Task requirements: Keep only the lines of the data below that contain "true", and copy them.

Stored data
--*--
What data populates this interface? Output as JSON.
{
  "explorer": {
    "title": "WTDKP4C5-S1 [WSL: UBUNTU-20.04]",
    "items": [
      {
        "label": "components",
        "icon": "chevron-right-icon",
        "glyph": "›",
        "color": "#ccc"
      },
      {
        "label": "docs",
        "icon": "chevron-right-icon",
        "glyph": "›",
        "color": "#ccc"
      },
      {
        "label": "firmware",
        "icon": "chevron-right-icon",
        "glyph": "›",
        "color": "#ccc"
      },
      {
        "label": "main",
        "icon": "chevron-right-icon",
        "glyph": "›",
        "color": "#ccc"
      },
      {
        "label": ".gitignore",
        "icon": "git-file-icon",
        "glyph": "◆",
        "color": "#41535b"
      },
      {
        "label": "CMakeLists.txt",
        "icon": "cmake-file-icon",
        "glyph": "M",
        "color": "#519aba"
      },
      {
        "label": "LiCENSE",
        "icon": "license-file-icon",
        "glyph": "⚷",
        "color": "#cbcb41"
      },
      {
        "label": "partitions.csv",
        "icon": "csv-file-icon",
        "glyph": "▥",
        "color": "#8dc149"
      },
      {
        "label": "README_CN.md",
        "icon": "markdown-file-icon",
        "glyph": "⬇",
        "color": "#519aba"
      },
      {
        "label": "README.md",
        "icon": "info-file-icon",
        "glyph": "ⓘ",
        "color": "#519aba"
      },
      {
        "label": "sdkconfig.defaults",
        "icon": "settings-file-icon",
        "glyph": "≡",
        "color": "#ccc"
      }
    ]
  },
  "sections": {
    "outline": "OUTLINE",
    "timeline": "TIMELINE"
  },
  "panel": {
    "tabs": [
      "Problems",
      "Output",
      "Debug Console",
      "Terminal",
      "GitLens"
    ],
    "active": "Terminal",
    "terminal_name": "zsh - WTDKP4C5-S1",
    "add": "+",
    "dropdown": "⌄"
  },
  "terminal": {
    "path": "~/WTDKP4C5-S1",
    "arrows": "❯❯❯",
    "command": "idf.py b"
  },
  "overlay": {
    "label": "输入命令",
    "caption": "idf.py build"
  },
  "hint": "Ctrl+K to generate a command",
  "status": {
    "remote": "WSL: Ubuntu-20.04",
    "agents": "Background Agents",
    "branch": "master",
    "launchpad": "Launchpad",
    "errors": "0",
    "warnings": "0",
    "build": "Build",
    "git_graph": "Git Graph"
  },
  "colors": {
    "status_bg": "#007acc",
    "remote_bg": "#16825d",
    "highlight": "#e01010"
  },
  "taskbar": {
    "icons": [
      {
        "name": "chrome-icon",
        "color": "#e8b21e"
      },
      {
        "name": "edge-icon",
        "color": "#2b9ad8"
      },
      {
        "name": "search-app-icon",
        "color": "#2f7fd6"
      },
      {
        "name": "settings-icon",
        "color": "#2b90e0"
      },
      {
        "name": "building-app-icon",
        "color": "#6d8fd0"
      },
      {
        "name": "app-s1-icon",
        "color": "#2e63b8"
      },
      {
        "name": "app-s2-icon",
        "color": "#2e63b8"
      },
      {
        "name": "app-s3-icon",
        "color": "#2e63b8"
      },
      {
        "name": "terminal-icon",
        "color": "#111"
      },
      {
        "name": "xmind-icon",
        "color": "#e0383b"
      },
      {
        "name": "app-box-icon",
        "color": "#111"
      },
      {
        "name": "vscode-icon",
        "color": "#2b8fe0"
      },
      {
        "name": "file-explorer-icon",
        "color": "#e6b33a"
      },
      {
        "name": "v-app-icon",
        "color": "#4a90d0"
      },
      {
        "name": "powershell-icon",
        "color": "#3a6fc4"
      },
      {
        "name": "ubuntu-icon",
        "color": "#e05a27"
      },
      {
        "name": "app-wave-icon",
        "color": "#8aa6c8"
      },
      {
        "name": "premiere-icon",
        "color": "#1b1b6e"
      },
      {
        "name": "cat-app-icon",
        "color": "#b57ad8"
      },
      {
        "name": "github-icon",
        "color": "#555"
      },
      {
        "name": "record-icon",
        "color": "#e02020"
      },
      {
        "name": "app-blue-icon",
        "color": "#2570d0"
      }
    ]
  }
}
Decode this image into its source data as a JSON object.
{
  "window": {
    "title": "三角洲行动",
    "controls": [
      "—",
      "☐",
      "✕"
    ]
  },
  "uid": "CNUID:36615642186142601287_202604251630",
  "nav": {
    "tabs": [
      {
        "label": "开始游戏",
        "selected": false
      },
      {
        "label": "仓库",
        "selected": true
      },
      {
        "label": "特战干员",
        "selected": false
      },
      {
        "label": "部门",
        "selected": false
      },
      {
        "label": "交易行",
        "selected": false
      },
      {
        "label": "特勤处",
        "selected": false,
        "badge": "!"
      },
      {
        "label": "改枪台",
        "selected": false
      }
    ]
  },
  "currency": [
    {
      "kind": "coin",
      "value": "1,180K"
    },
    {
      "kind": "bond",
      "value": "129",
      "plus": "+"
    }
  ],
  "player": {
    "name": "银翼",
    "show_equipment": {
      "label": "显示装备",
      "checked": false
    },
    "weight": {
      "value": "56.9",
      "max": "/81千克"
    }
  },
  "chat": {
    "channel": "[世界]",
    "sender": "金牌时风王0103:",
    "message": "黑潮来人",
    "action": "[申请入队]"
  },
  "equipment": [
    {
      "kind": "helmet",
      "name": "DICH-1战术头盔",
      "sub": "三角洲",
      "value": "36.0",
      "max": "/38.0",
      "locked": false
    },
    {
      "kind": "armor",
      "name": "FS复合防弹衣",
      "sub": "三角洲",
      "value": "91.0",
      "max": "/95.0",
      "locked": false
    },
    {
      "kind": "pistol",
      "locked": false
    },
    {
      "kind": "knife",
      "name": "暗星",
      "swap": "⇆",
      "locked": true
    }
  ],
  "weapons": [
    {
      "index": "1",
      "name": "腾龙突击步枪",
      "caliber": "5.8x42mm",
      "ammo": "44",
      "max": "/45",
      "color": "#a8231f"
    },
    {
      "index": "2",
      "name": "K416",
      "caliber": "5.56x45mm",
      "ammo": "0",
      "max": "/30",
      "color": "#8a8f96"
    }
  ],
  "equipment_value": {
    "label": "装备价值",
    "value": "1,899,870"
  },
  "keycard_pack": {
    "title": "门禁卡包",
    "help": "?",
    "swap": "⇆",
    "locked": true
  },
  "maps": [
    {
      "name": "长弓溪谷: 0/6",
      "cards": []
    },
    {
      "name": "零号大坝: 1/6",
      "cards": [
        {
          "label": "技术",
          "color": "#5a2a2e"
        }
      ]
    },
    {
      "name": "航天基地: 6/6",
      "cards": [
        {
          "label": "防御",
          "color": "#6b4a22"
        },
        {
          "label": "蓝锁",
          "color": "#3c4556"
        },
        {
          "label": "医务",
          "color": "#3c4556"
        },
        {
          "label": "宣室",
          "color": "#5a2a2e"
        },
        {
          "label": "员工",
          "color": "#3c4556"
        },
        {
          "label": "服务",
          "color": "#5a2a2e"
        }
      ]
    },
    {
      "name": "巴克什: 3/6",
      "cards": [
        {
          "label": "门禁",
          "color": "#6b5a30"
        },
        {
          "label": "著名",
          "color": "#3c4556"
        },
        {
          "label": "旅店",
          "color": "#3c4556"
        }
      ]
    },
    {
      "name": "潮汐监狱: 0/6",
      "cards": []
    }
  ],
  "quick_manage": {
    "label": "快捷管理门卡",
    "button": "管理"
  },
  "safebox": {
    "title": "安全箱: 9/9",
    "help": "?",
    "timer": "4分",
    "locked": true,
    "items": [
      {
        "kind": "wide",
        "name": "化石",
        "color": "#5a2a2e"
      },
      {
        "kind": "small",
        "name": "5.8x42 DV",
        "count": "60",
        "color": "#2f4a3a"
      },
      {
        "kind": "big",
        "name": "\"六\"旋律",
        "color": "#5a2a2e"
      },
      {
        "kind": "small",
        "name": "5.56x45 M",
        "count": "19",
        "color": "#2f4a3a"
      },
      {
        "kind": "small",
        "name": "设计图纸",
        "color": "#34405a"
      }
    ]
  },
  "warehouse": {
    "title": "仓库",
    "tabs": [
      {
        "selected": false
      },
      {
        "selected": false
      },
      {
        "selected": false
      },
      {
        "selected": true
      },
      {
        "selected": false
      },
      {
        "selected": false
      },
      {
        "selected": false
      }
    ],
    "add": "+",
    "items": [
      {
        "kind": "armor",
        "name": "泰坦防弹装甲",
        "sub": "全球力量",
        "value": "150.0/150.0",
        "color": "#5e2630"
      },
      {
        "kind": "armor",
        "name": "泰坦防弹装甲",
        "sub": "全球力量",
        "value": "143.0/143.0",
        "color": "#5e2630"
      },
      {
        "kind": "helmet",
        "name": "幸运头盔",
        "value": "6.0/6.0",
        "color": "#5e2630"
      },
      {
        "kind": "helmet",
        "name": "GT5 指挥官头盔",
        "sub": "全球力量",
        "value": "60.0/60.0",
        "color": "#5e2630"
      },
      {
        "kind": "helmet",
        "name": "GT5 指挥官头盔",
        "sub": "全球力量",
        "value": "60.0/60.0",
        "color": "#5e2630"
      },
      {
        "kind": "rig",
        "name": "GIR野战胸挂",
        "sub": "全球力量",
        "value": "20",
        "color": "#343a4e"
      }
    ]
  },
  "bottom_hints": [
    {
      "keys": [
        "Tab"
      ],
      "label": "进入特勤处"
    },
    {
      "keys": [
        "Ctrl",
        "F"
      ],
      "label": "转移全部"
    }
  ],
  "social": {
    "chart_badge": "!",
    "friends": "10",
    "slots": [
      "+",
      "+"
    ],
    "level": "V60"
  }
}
--*--
Written solution:
        "selected": true
      "locked": true
    "locked": true
    "locked": true,
        "selected": true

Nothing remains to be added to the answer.